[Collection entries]
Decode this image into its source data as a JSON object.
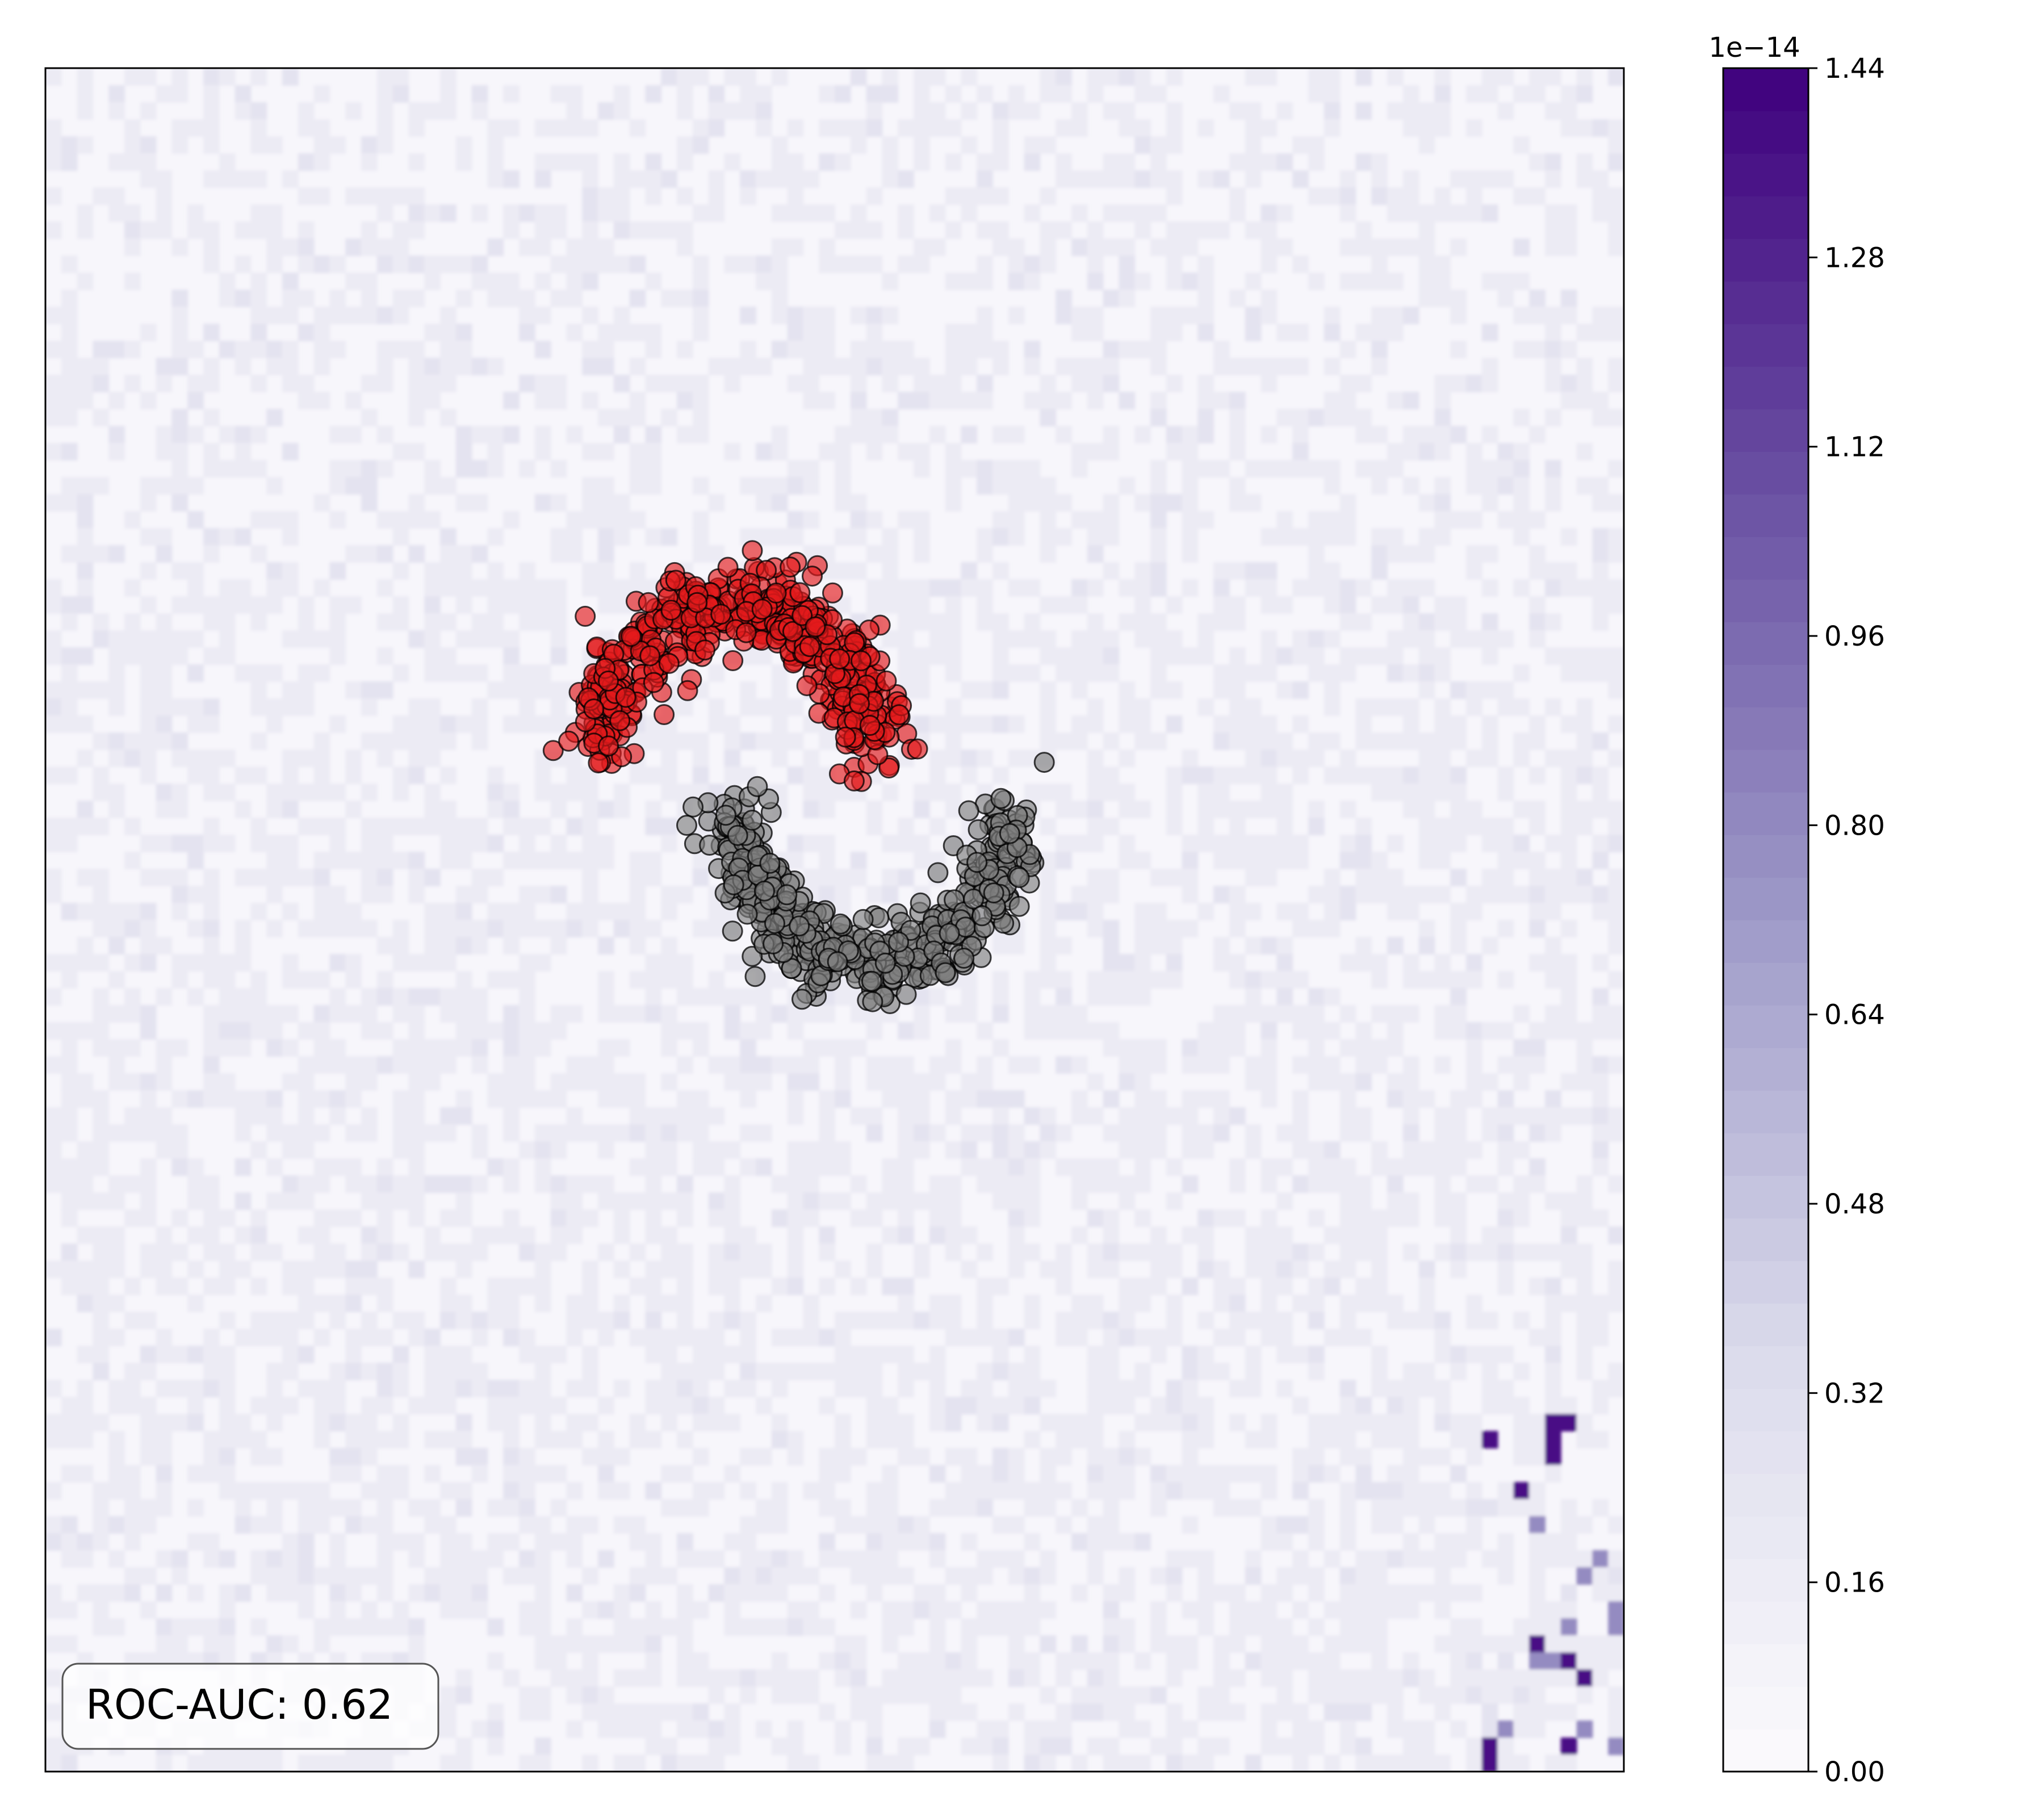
{
  "chart_data": {
    "type": "scatter",
    "xlim": [
      -3,
      3
    ],
    "ylim": [
      -3,
      3
    ],
    "axes_ticks_visible": false,
    "grid": false,
    "background": {
      "type": "filled-contour",
      "colormap": "Purples",
      "pattern": "low-level patchwork with small high-value patches near bottom-right corner",
      "max_value": 1.44e-14
    },
    "colorbar": {
      "offset_label": "1e−14",
      "min": 0,
      "max": 1.44,
      "ticks": [
        "0.00",
        "0.16",
        "0.32",
        "0.48",
        "0.64",
        "0.80",
        "0.96",
        "1.12",
        "1.28",
        "1.44"
      ],
      "tick_values": [
        0,
        0.16,
        0.32,
        0.48,
        0.64,
        0.8,
        0.96,
        1.12,
        1.28,
        1.44
      ],
      "n_levels": 40
    },
    "series": [
      {
        "shape": "upper-moon",
        "color": "#e41a1c",
        "edge_color": "#000000",
        "opacity": 0.65,
        "n_points": 500,
        "center": [
          -0.38,
          0.59
        ],
        "radius": 0.52,
        "noise": 0.07,
        "arc": "upper"
      },
      {
        "shape": "lower-moon",
        "color": "#808080",
        "edge_color": "#000000",
        "opacity": 0.65,
        "n_points": 500,
        "center": [
          0.14,
          0.37
        ],
        "radius": 0.52,
        "noise": 0.07,
        "arc": "lower"
      }
    ],
    "annotation": {
      "text": "ROC-AUC: 0.62",
      "placement": "bottom-left"
    }
  }
}
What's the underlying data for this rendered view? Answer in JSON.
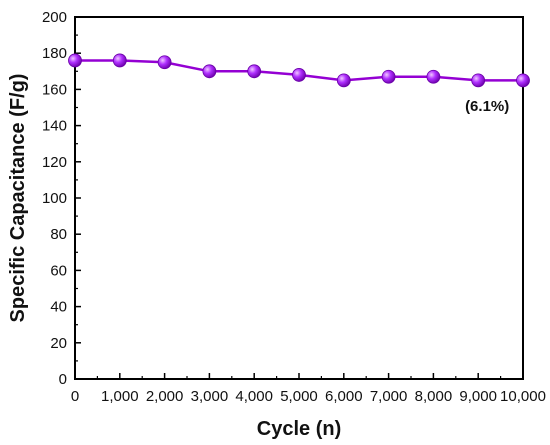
{
  "chart_data": {
    "type": "line",
    "x": [
      0,
      1000,
      2000,
      3000,
      4000,
      5000,
      6000,
      7000,
      8000,
      9000,
      10000
    ],
    "series": [
      {
        "values": [
          176,
          176,
          175,
          170,
          170,
          168,
          165,
          167,
          167,
          165,
          165
        ]
      }
    ],
    "xlabel": "Cycle (n)",
    "ylabel": "Specific Capacitance (F/g)",
    "xlim": [
      0,
      10000
    ],
    "ylim": [
      0,
      200
    ],
    "xticks": [
      "0",
      "1,000",
      "2,000",
      "3,000",
      "4,000",
      "5,000",
      "6,000",
      "7,000",
      "8,000",
      "9,000",
      "10,000"
    ],
    "yticks": [
      "0",
      "20",
      "40",
      "60",
      "80",
      "100",
      "120",
      "140",
      "160",
      "180",
      "200"
    ],
    "annotations": [
      {
        "text": "(6.1%)",
        "x": 9200,
        "y": 148
      }
    ],
    "grid": false,
    "colors": {
      "series": "#9400d3",
      "marker": "#a020f0",
      "axis": "#000000"
    }
  }
}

▶ [Given problem] Reproduce the material word for word, minus the images.

▶ [Written answer]
Decode this image into its source data as a JSON object.
{
  "chart_data": {
    "type": "scatter",
    "xlim": [
      -3,
      3
    ],
    "ylim": [
      -3,
      3
    ],
    "axes_ticks_visible": false,
    "grid": false,
    "background": {
      "type": "filled-contour",
      "colormap": "Purples",
      "pattern": "low-level patchwork with small high-value patches near bottom-right corner",
      "max_value": 1.44e-14
    },
    "colorbar": {
      "offset_label": "1e−14",
      "min": 0,
      "max": 1.44,
      "ticks": [
        "0.00",
        "0.16",
        "0.32",
        "0.48",
        "0.64",
        "0.80",
        "0.96",
        "1.12",
        "1.28",
        "1.44"
      ],
      "tick_values": [
        0,
        0.16,
        0.32,
        0.48,
        0.64,
        0.8,
        0.96,
        1.12,
        1.28,
        1.44
      ],
      "n_levels": 40
    },
    "series": [
      {
        "shape": "upper-moon",
        "color": "#e41a1c",
        "edge_color": "#000000",
        "opacity": 0.65,
        "n_points": 500,
        "center": [
          -0.38,
          0.59
        ],
        "radius": 0.52,
        "noise": 0.07,
        "arc": "upper"
      },
      {
        "shape": "lower-moon",
        "color": "#808080",
        "edge_color": "#000000",
        "opacity": 0.65,
        "n_points": 500,
        "center": [
          0.14,
          0.37
        ],
        "radius": 0.52,
        "noise": 0.07,
        "arc": "lower"
      }
    ],
    "annotation": {
      "text": "ROC-AUC: 0.62",
      "placement": "bottom-left"
    }
  }
}
What's the underlying data for this rendered view? Answer in JSON.
{
  "chart_data": {
    "type": "line",
    "x": [
      0,
      1000,
      2000,
      3000,
      4000,
      5000,
      6000,
      7000,
      8000,
      9000,
      10000
    ],
    "series": [
      {
        "values": [
          176,
          176,
          175,
          170,
          170,
          168,
          165,
          167,
          167,
          165,
          165
        ]
      }
    ],
    "xlabel": "Cycle (n)",
    "ylabel": "Specific Capacitance (F/g)",
    "xlim": [
      0,
      10000
    ],
    "ylim": [
      0,
      200
    ],
    "xticks": [
      "0",
      "1,000",
      "2,000",
      "3,000",
      "4,000",
      "5,000",
      "6,000",
      "7,000",
      "8,000",
      "9,000",
      "10,000"
    ],
    "yticks": [
      "0",
      "20",
      "40",
      "60",
      "80",
      "100",
      "120",
      "140",
      "160",
      "180",
      "200"
    ],
    "annotations": [
      {
        "text": "(6.1%)",
        "x": 9200,
        "y": 148
      }
    ],
    "grid": false,
    "colors": {
      "series": "#9400d3",
      "marker": "#a020f0",
      "axis": "#000000"
    }
  }
}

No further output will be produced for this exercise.